Your goal: For the copy, please give all of the data again exactly and leave the pictures out.
begin Listed entries
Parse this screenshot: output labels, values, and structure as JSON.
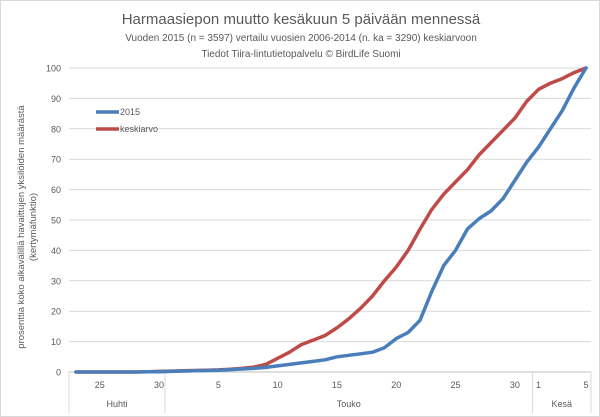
{
  "chart_data": {
    "type": "line",
    "title": "Harmaasiepon muutto kesäkuun 5 päivään mennessä",
    "subtitle": "Vuoden  2015 (n = 3597) vertailu vuosien 2006-2014 (n. ka = 3290) keskiarvoon",
    "source": "Tiedot Tiira-lintutietopalvelu © BirdLife Suomi",
    "ylabel": "prosenttia koko aikavälillä havaittujen yksilöiden määrästä (kertymäfunktio)",
    "xlabel": "",
    "ylim": [
      0,
      100
    ],
    "yticks": [
      0,
      10,
      20,
      30,
      40,
      50,
      60,
      70,
      80,
      90,
      100
    ],
    "grid": true,
    "legend_position": "top-left",
    "x_start": "23.4.",
    "x_end": "5.6.",
    "x_tick_labels": [
      {
        "day_index": 2,
        "label": "25"
      },
      {
        "day_index": 7,
        "label": "30"
      },
      {
        "day_index": 12,
        "label": "5"
      },
      {
        "day_index": 17,
        "label": "10"
      },
      {
        "day_index": 22,
        "label": "15"
      },
      {
        "day_index": 27,
        "label": "20"
      },
      {
        "day_index": 32,
        "label": "25"
      },
      {
        "day_index": 37,
        "label": "30"
      },
      {
        "day_index": 39,
        "label": "1"
      },
      {
        "day_index": 43,
        "label": "5"
      }
    ],
    "months": [
      {
        "label": "Huhti",
        "from": 0,
        "to": 7
      },
      {
        "label": "Touko",
        "from": 8,
        "to": 38
      },
      {
        "label": "Kesä",
        "from": 39,
        "to": 43
      }
    ],
    "series": [
      {
        "name": "2015",
        "color": "#4a7ebb",
        "values": [
          0,
          0,
          0,
          0,
          0,
          0,
          0.1,
          0.1,
          0.2,
          0.3,
          0.4,
          0.5,
          0.6,
          0.8,
          1,
          1.2,
          1.5,
          2,
          2.5,
          3,
          3.5,
          4,
          5,
          5.5,
          6,
          6.5,
          8,
          11,
          13,
          17,
          26.5,
          35,
          40,
          47,
          50.5,
          53,
          57,
          63,
          69,
          74,
          80,
          86,
          93.5,
          100
        ]
      },
      {
        "name": "keskiarvo",
        "color": "#be4b48",
        "values": [
          0,
          0,
          0,
          0,
          0,
          0,
          0.1,
          0.2,
          0.3,
          0.4,
          0.5,
          0.6,
          0.7,
          0.9,
          1.2,
          1.6,
          2.5,
          4.5,
          6.5,
          9,
          10.5,
          12,
          14.5,
          17.5,
          21,
          25,
          30,
          34.5,
          40,
          47,
          53.5,
          58.5,
          62.5,
          66.5,
          71.5,
          75.5,
          79.5,
          83.5,
          89,
          93,
          95,
          96.5,
          98.5,
          100
        ]
      }
    ]
  }
}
end Listed entries
The response:
Parse this screenshot: output labels, values, and structure as JSON.
{
  "chart_data": {
    "type": "line",
    "title": "Harmaasiepon muutto kesäkuun 5 päivään mennessä",
    "subtitle": "Vuoden  2015 (n = 3597) vertailu vuosien 2006-2014 (n. ka = 3290) keskiarvoon",
    "source": "Tiedot Tiira-lintutietopalvelu © BirdLife Suomi",
    "ylabel": "prosenttia koko aikavälillä havaittujen yksilöiden määrästä (kertymäfunktio)",
    "xlabel": "",
    "ylim": [
      0,
      100
    ],
    "yticks": [
      0,
      10,
      20,
      30,
      40,
      50,
      60,
      70,
      80,
      90,
      100
    ],
    "grid": true,
    "legend_position": "top-left",
    "x_start": "23.4.",
    "x_end": "5.6.",
    "x_tick_labels": [
      {
        "day_index": 2,
        "label": "25"
      },
      {
        "day_index": 7,
        "label": "30"
      },
      {
        "day_index": 12,
        "label": "5"
      },
      {
        "day_index": 17,
        "label": "10"
      },
      {
        "day_index": 22,
        "label": "15"
      },
      {
        "day_index": 27,
        "label": "20"
      },
      {
        "day_index": 32,
        "label": "25"
      },
      {
        "day_index": 37,
        "label": "30"
      },
      {
        "day_index": 39,
        "label": "1"
      },
      {
        "day_index": 43,
        "label": "5"
      }
    ],
    "months": [
      {
        "label": "Huhti",
        "from": 0,
        "to": 7
      },
      {
        "label": "Touko",
        "from": 8,
        "to": 38
      },
      {
        "label": "Kesä",
        "from": 39,
        "to": 43
      }
    ],
    "series": [
      {
        "name": "2015",
        "color": "#4a7ebb",
        "values": [
          0,
          0,
          0,
          0,
          0,
          0,
          0.1,
          0.1,
          0.2,
          0.3,
          0.4,
          0.5,
          0.6,
          0.8,
          1,
          1.2,
          1.5,
          2,
          2.5,
          3,
          3.5,
          4,
          5,
          5.5,
          6,
          6.5,
          8,
          11,
          13,
          17,
          26.5,
          35,
          40,
          47,
          50.5,
          53,
          57,
          63,
          69,
          74,
          80,
          86,
          93.5,
          100
        ]
      },
      {
        "name": "keskiarvo",
        "color": "#be4b48",
        "values": [
          0,
          0,
          0,
          0,
          0,
          0,
          0.1,
          0.2,
          0.3,
          0.4,
          0.5,
          0.6,
          0.7,
          0.9,
          1.2,
          1.6,
          2.5,
          4.5,
          6.5,
          9,
          10.5,
          12,
          14.5,
          17.5,
          21,
          25,
          30,
          34.5,
          40,
          47,
          53.5,
          58.5,
          62.5,
          66.5,
          71.5,
          75.5,
          79.5,
          83.5,
          89,
          93,
          95,
          96.5,
          98.5,
          100
        ]
      }
    ]
  }
}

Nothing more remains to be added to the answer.